* **Source material**:
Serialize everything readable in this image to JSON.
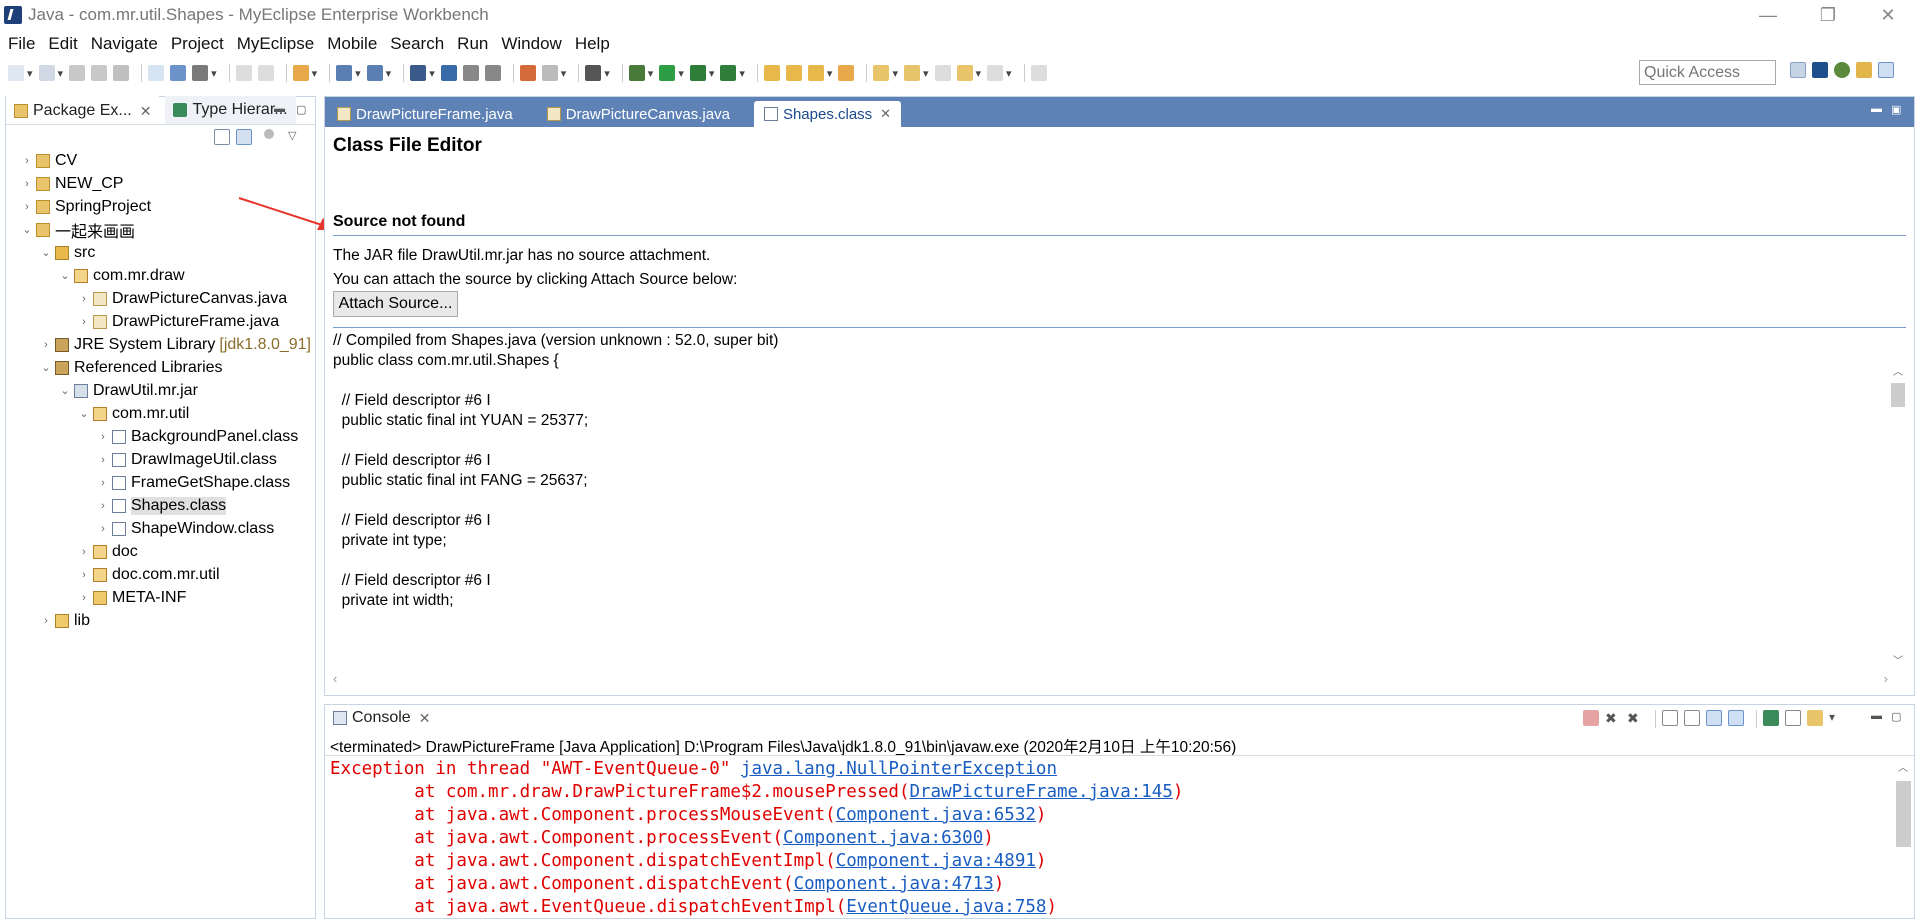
{
  "window": {
    "title": "Java - com.mr.util.Shapes - MyEclipse Enterprise Workbench",
    "minimize": "—",
    "restore": "❐",
    "close": "✕"
  },
  "menu": [
    "File",
    "Edit",
    "Navigate",
    "Project",
    "MyEclipse",
    "Mobile",
    "Search",
    "Run",
    "Window",
    "Help"
  ],
  "toolbar": {
    "quick_access_placeholder": "Quick Access"
  },
  "left_panel": {
    "tabs": [
      {
        "label": "Package Ex...",
        "close": "✕"
      },
      {
        "label": "Type Hierar...",
        "close": ""
      }
    ],
    "tree": [
      {
        "label": "CV",
        "indent": 0,
        "twisty": "›",
        "icon": "project-icon"
      },
      {
        "label": "NEW_CP",
        "indent": 0,
        "twisty": "›",
        "icon": "project-icon"
      },
      {
        "label": "SpringProject",
        "indent": 0,
        "twisty": "›",
        "icon": "project-icon"
      },
      {
        "label": "一起来画画",
        "indent": 0,
        "twisty": "⌄",
        "icon": "project-icon"
      },
      {
        "label": "src",
        "indent": 1,
        "twisty": "⌄",
        "icon": "source-folder-icon"
      },
      {
        "label": "com.mr.draw",
        "indent": 2,
        "twisty": "⌄",
        "icon": "package-icon"
      },
      {
        "label": "DrawPictureCanvas.java",
        "indent": 3,
        "twisty": "›",
        "icon": "java-file-icon"
      },
      {
        "label": "DrawPictureFrame.java",
        "indent": 3,
        "twisty": "›",
        "icon": "java-file-icon"
      },
      {
        "label": "JRE System Library",
        "suffix": "[jdk1.8.0_91]",
        "indent": 1,
        "twisty": "›",
        "icon": "library-icon"
      },
      {
        "label": "Referenced Libraries",
        "indent": 1,
        "twisty": "⌄",
        "icon": "library-icon"
      },
      {
        "label": "DrawUtil.mr.jar",
        "indent": 2,
        "twisty": "⌄",
        "icon": "jar-icon"
      },
      {
        "label": "com.mr.util",
        "indent": 3,
        "twisty": "⌄",
        "icon": "package-icon"
      },
      {
        "label": "BackgroundPanel.class",
        "indent": 4,
        "twisty": "›",
        "icon": "class-file-icon"
      },
      {
        "label": "DrawImageUtil.class",
        "indent": 4,
        "twisty": "›",
        "icon": "class-file-icon"
      },
      {
        "label": "FrameGetShape.class",
        "indent": 4,
        "twisty": "›",
        "icon": "class-file-icon"
      },
      {
        "label": "Shapes.class",
        "indent": 4,
        "twisty": "›",
        "icon": "class-file-icon",
        "selected": true
      },
      {
        "label": "ShapeWindow.class",
        "indent": 4,
        "twisty": "›",
        "icon": "class-file-icon"
      },
      {
        "label": "doc",
        "indent": 3,
        "twisty": "›",
        "icon": "package-icon"
      },
      {
        "label": "doc.com.mr.util",
        "indent": 3,
        "twisty": "›",
        "icon": "package-icon"
      },
      {
        "label": "META-INF",
        "indent": 3,
        "twisty": "›",
        "icon": "folder-icon"
      },
      {
        "label": "lib",
        "indent": 1,
        "twisty": "›",
        "icon": "folder-icon"
      }
    ]
  },
  "editor": {
    "tabs": [
      {
        "label": "DrawPictureFrame.java",
        "active": false
      },
      {
        "label": "DrawPictureCanvas.java",
        "active": false
      },
      {
        "label": "Shapes.class",
        "active": true,
        "close": "✕"
      }
    ],
    "heading": "Class File Editor",
    "source_not_found": "Source not found",
    "message_line1": "The JAR file DrawUtil.mr.jar has no source attachment.",
    "message_line2": "You can attach the source by clicking Attach Source below:",
    "attach_button": "Attach Source...",
    "code": [
      "// Compiled from Shapes.java (version unknown : 52.0, super bit)",
      "public class com.mr.util.Shapes {",
      "",
      "  // Field descriptor #6 I",
      "  public static final int YUAN = 25377;",
      "",
      "  // Field descriptor #6 I",
      "  public static final int FANG = 25637;",
      "",
      "  // Field descriptor #6 I",
      "  private int type;",
      "",
      "  // Field descriptor #6 I",
      "  private int width;"
    ]
  },
  "console": {
    "tab_label": "Console",
    "tab_close": "✕",
    "status": "<terminated> DrawPictureFrame [Java Application] D:\\Program Files\\Java\\jdk1.8.0_91\\bin\\javaw.exe (2020年2月10日 上午10:20:56)",
    "lines": [
      {
        "pre": "Exception in thread \"AWT-EventQueue-0\" ",
        "link": "java.lang.NullPointerException",
        "post": ""
      },
      {
        "pre": "\tat com.mr.draw.DrawPictureFrame$2.mousePressed(",
        "link": "DrawPictureFrame.java:145",
        "post": ")"
      },
      {
        "pre": "\tat java.awt.Component.processMouseEvent(",
        "link": "Component.java:6532",
        "post": ")"
      },
      {
        "pre": "\tat java.awt.Component.processEvent(",
        "link": "Component.java:6300",
        "post": ")"
      },
      {
        "pre": "\tat java.awt.Component.dispatchEventImpl(",
        "link": "Component.java:4891",
        "post": ")"
      },
      {
        "pre": "\tat java.awt.Component.dispatchEvent(",
        "link": "Component.java:4713",
        "post": ")"
      },
      {
        "pre": "\tat java.awt.EventQueue.dispatchEventImpl(",
        "link": "EventQueue.java:758",
        "post": ")"
      }
    ]
  },
  "colors": {
    "editor_tab_bar": "#5e82b5",
    "error_text": "#e00000",
    "link": "#1a5dc2",
    "annotation_arrow": "#e8352b"
  }
}
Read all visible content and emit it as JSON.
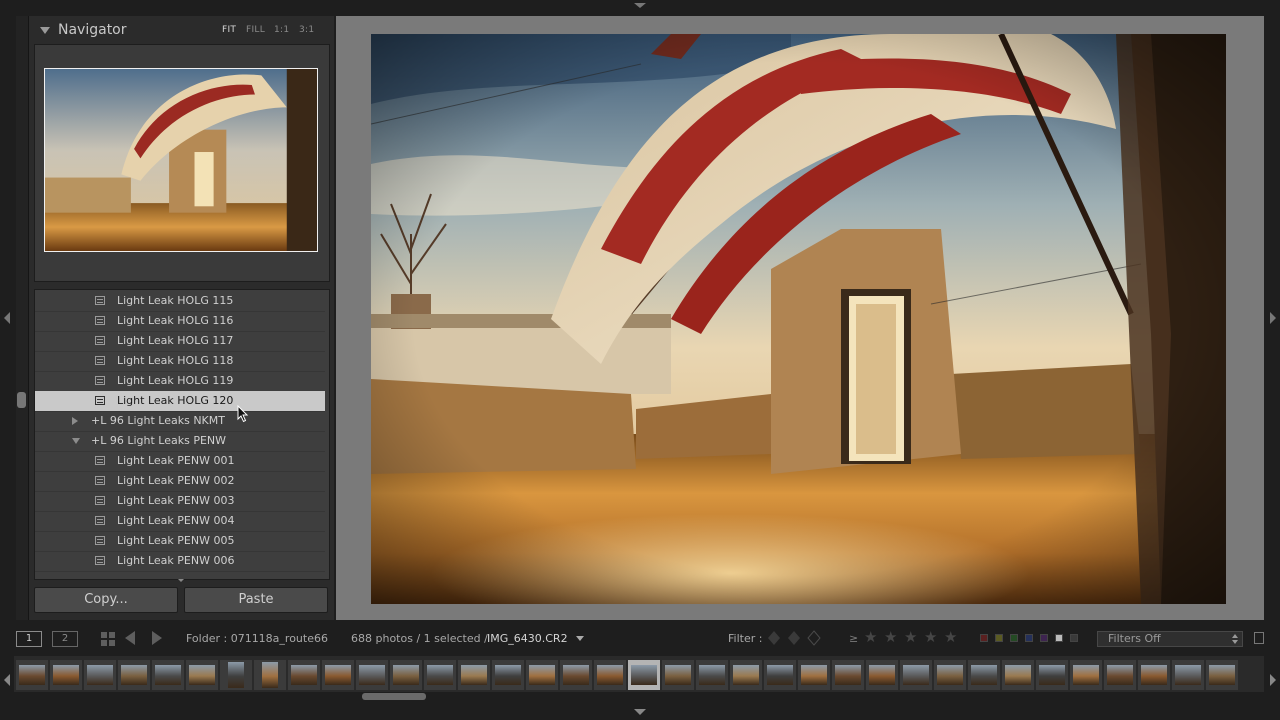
{
  "navigator": {
    "title": "Navigator",
    "zoom_options": [
      "FIT",
      "FILL",
      "1:1",
      "3:1"
    ],
    "active_zoom": "FIT"
  },
  "presets": {
    "items": [
      {
        "label": "Light Leak HOLG 115",
        "kind": "preset",
        "selected": false
      },
      {
        "label": "Light Leak HOLG 116",
        "kind": "preset",
        "selected": false
      },
      {
        "label": "Light Leak HOLG 117",
        "kind": "preset",
        "selected": false
      },
      {
        "label": "Light Leak HOLG 118",
        "kind": "preset",
        "selected": false
      },
      {
        "label": "Light Leak HOLG 119",
        "kind": "preset",
        "selected": false
      },
      {
        "label": "Light Leak HOLG 120",
        "kind": "preset",
        "selected": true
      },
      {
        "label": "+L 96 Light Leaks NKMT",
        "kind": "folder-collapsed",
        "selected": false
      },
      {
        "label": "+L 96 Light Leaks PENW",
        "kind": "folder-expanded",
        "selected": false
      },
      {
        "label": "Light Leak PENW 001",
        "kind": "preset",
        "selected": false
      },
      {
        "label": "Light Leak PENW 002",
        "kind": "preset",
        "selected": false
      },
      {
        "label": "Light Leak PENW 003",
        "kind": "preset",
        "selected": false
      },
      {
        "label": "Light Leak PENW 004",
        "kind": "preset",
        "selected": false
      },
      {
        "label": "Light Leak PENW 005",
        "kind": "preset",
        "selected": false
      },
      {
        "label": "Light Leak PENW 006",
        "kind": "preset",
        "selected": false
      }
    ]
  },
  "buttons": {
    "copy": "Copy...",
    "paste": "Paste"
  },
  "toolbar": {
    "view1": "1",
    "view2": "2",
    "folder": "Folder : 071118a_route66",
    "counts": "688 photos / 1 selected /",
    "filename": "IMG_6430.CR2",
    "filter_label": "Filter :",
    "rating_operator": "≥",
    "filters_dropdown": "Filters Off"
  },
  "colors": {
    "selected_row": "#c9c9c9",
    "main_background": "#7a7a7a",
    "label_red": "#7a2a2a",
    "label_yellow": "#6a6a2a",
    "label_green": "#2a5a2a",
    "label_blue": "#2a3a6a",
    "label_purple": "#4a2a5a"
  },
  "filmstrip": {
    "selected_index": 18,
    "thumbnail_count": 36
  }
}
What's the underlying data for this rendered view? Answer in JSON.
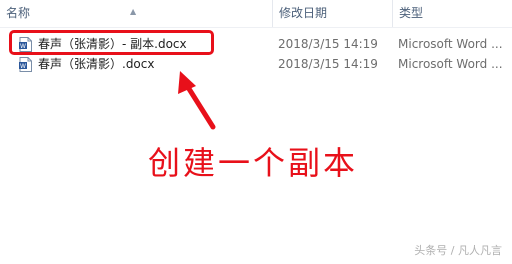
{
  "columns": {
    "name": "名称",
    "date": "修改日期",
    "type": "类型"
  },
  "files": [
    {
      "name": "春声（张清影）- 副本.docx",
      "modified": "2018/3/15 14:19",
      "type": "Microsoft Word ...",
      "icon": "word-doc-icon"
    },
    {
      "name": "春声（张清影）.docx",
      "modified": "2018/3/15 14:19",
      "type": "Microsoft Word ...",
      "icon": "word-doc-icon"
    }
  ],
  "annotation": {
    "text": "创建一个副本",
    "color": "#e8101a"
  },
  "watermark": "头条号 / 凡人凡言"
}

* **Requirements**:
Search the data for the string "Shapes". List each line that has it.

* **Expected answer**:
    "title": "Java - com.mr.util.Shapes - MyEclipse Enterprise Workbench",
        "label": "Shapes.class",
        "label": "Shapes.class",
      "// Compiled from Shapes.java (version unknown : 52.0, super bit)",
      "public class com.mr.util.Shapes {",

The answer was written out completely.